◆ **Given passage**:
——————

In [32], a four-port MIMO antenna achieves an isolation greater than 25 dB by employing polarization and spatial diversity to operate at the 35 GHz mm-wave band. A similar approach has been used in [33] for obtaining an isolation greater than 27 dB in an SIW-fed MIMO DRA operating in the mm-wave band of 26.64–28.55 GHz. A comparison of several designs reported so far utilizing diversity techniques for mutual coupling reduction has been given in Table 1.
From the reported designs utilizing diversity techniques for mutual coupling reduction, it can be observed that high isolation can be achieved only if a combination of diversity techniques is employed. Moreover, diversity techniques will not improve the gain or bandwidth, or achieve circular polarization. Separate strategies need to be applied to the DRAs in a MIMO configuration in order to achieve the desired characteristics.

2.2. Periodic Structures

The mutual coupling between DRAs in a MIMO configuration can be significantly reduced by incorporating periodic structures such as metamaterials, EBGs, FSS, and metasurfaces. As opposed to the diversity techniques, these structures considerably enhance the isolation by limiting the coupling energy between the DRAs, though the design complexity is increased.

2.2.1. Circularly Polarized Designs

In [34], a two-element cylindrical MIMO dielectric resonator antenna for the sub-6 GHz band was presented. Mutual coupling was reduced using a carefully designed metasurface on top of the DRAs, which also generated circular polarization. The design operated at 3.81 GHz (3.86–4.23 GHz bandwidth), achieving over 20 dB isolation, 4 dBi gain, and over 90% radiation efficiency. The compact design allowed the close placement of DRAs, but with an increased profile and complexity in fabrication with a low gain.

——————

◆ **Questions to answer**:
a - Duplicate the portion of the MIMO antenna passage starting with "From the reported" and going on through "complexity is increased.".
b - According to the MIMO antenna passage, at what frequency did the two-element cylindrical MIMO dielectric resonator antenna for the sub-6 GHz band operate?
c - Extend the passage on mutual coupling reduction in MIMO dielectric resonator antennas, picking up after its final sentence.
The records are separate material and are not part of the MIMO antenna passage.

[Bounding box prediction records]

——————

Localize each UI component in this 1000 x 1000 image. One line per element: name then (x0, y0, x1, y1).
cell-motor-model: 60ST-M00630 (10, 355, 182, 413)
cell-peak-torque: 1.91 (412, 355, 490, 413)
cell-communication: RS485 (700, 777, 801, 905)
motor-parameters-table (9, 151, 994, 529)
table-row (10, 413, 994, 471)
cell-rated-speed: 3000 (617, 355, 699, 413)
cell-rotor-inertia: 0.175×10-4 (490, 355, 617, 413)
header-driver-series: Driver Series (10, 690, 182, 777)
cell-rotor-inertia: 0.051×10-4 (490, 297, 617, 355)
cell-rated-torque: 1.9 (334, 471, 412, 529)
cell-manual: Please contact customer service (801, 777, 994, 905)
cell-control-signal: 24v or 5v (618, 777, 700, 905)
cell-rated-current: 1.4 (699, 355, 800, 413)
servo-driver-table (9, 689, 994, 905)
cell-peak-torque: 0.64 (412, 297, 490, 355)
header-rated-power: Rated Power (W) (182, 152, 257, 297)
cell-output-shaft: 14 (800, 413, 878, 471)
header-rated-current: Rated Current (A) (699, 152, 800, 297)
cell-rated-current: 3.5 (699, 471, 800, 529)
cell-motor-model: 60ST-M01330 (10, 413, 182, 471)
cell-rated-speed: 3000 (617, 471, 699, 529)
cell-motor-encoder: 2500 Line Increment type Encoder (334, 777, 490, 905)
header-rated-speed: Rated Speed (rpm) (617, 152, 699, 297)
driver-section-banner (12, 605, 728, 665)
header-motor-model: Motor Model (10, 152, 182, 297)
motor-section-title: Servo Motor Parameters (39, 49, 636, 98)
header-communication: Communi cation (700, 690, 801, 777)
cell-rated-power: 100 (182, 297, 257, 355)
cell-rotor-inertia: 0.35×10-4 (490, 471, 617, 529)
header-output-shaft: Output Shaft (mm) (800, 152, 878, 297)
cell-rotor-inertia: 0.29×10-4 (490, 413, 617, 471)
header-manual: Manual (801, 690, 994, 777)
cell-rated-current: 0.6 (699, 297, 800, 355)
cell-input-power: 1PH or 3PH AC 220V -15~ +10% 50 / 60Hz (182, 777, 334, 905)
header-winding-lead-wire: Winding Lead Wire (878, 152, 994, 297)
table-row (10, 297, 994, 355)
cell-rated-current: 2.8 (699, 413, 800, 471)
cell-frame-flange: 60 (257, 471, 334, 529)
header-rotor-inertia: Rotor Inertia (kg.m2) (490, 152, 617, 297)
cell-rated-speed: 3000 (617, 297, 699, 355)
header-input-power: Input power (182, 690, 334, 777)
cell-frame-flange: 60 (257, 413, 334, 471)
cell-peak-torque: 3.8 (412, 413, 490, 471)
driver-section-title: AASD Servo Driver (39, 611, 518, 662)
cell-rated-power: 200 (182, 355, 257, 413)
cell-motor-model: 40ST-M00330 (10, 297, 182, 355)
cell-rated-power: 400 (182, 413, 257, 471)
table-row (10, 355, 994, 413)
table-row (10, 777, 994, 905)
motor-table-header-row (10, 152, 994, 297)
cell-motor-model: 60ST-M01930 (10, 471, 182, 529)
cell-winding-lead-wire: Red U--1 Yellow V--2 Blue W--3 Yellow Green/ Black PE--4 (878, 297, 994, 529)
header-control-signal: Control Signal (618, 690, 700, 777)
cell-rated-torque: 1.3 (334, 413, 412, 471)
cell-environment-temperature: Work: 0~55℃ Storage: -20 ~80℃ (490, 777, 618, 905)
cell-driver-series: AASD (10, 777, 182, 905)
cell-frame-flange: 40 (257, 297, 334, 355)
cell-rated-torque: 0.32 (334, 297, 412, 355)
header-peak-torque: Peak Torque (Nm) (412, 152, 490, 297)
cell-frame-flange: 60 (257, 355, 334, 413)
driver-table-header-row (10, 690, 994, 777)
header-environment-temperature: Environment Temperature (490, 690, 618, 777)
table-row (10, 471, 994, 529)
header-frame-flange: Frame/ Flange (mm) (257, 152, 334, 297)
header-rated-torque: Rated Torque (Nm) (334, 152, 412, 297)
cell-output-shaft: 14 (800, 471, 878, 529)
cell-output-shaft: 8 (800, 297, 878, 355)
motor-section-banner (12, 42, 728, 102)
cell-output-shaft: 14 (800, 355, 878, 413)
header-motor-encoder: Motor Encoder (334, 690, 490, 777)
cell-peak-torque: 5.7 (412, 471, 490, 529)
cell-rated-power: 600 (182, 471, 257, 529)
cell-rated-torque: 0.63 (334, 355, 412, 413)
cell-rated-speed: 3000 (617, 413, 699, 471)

——————

◆ **Exercise responses**:
a -
From the reported designs utilizing diversity techniques for mutual coupling reduction, it can be observed that high isolation can be achieved only if a combination of diversity techniques is employed. Moreover, diversity techniques will not improve the gain or bandwidth, or achieve circular polarization. Separate strategies need to be applied to the DRAs in a MIMO configuration in order to achieve the desired characteristics.

2.2. Periodic Structures

The mutual coupling between DRAs in a MIMO configuration can be significantly reduced by incorporating periodic structures such as metamaterials, EBGs, FSS, and metasurfaces. As opposed to the diversity techniques, these structures considerably enhance the isolation by limiting the coupling energy between the DRAs, though the design complexity is increased.

b - It operated at 3.81 GHz, with a 3.86–4.23 GHz bandwidth.

c -
In [35], a circularly polarized, wideband MIMO DRA was presented, featuring two rectangular DRAs on an FR4 substrate fed by microstrip lines. Wideband CP response was achieved by truncating the opposite edges of the DRAs. A cross-ring-shaped slot on the ground plane generated CP fields. Mutual coupling between the two DRAs was reduced using an electromagnetic band-gap surface etched on the ground plane as shown in Figure 5. Isolation exceeded 26 dB across the operating bandwidth. The design offered a wideband CP, simple feeding structure, and good isolation but a low gain.

2.2.2. High Gain Designs

In [36], a triple-band MIMO DRA for sub-6 GHz 5G applications was presented. It featured six cylindrical DRAs on an FR-4 substrate, grouped with different heights but the same diameters to generate three resonant frequencies. CPW-fed conformal strips excited the DRAs, while a partially reflecting surface (PRS) reduced mutual coupling. The PRS increased the peak gain by 2 dB but decreased radiation efficiency (90% to 80%). Limitations included lower radiation efficiency, reduced impedance bandwidth, increased side lobe levels at higher frequencies, and an increased profile due to the minimum distance required for the PRS above the DRAs. Another design utilizing metamaterial for gain enhancement on top of the MIMO DRA for 5G mm-wave applications was proposed in [37]. The metamaterial served to reduce the mutual coupling between adjacent DRAs and assisted in achieving a gain greater than 7 dBi for the proposed design.
In [38], a MIMO DRA with an FSS wall for the 60 GHz mm-wave band was presented as shown in Figure 6. It included two cylindrical DRAs on a substrate, excited through ground plane slots fed by microstrip lines. The FSS wall reduced mutual coupling using Jerusalem-cross- and fan-shaped structures, achieving over 30 dB isolation, 1.5 dB increased gain, and over 90% radiation efficiency. A drawback was the tilted radiation pattern from the boresight direction.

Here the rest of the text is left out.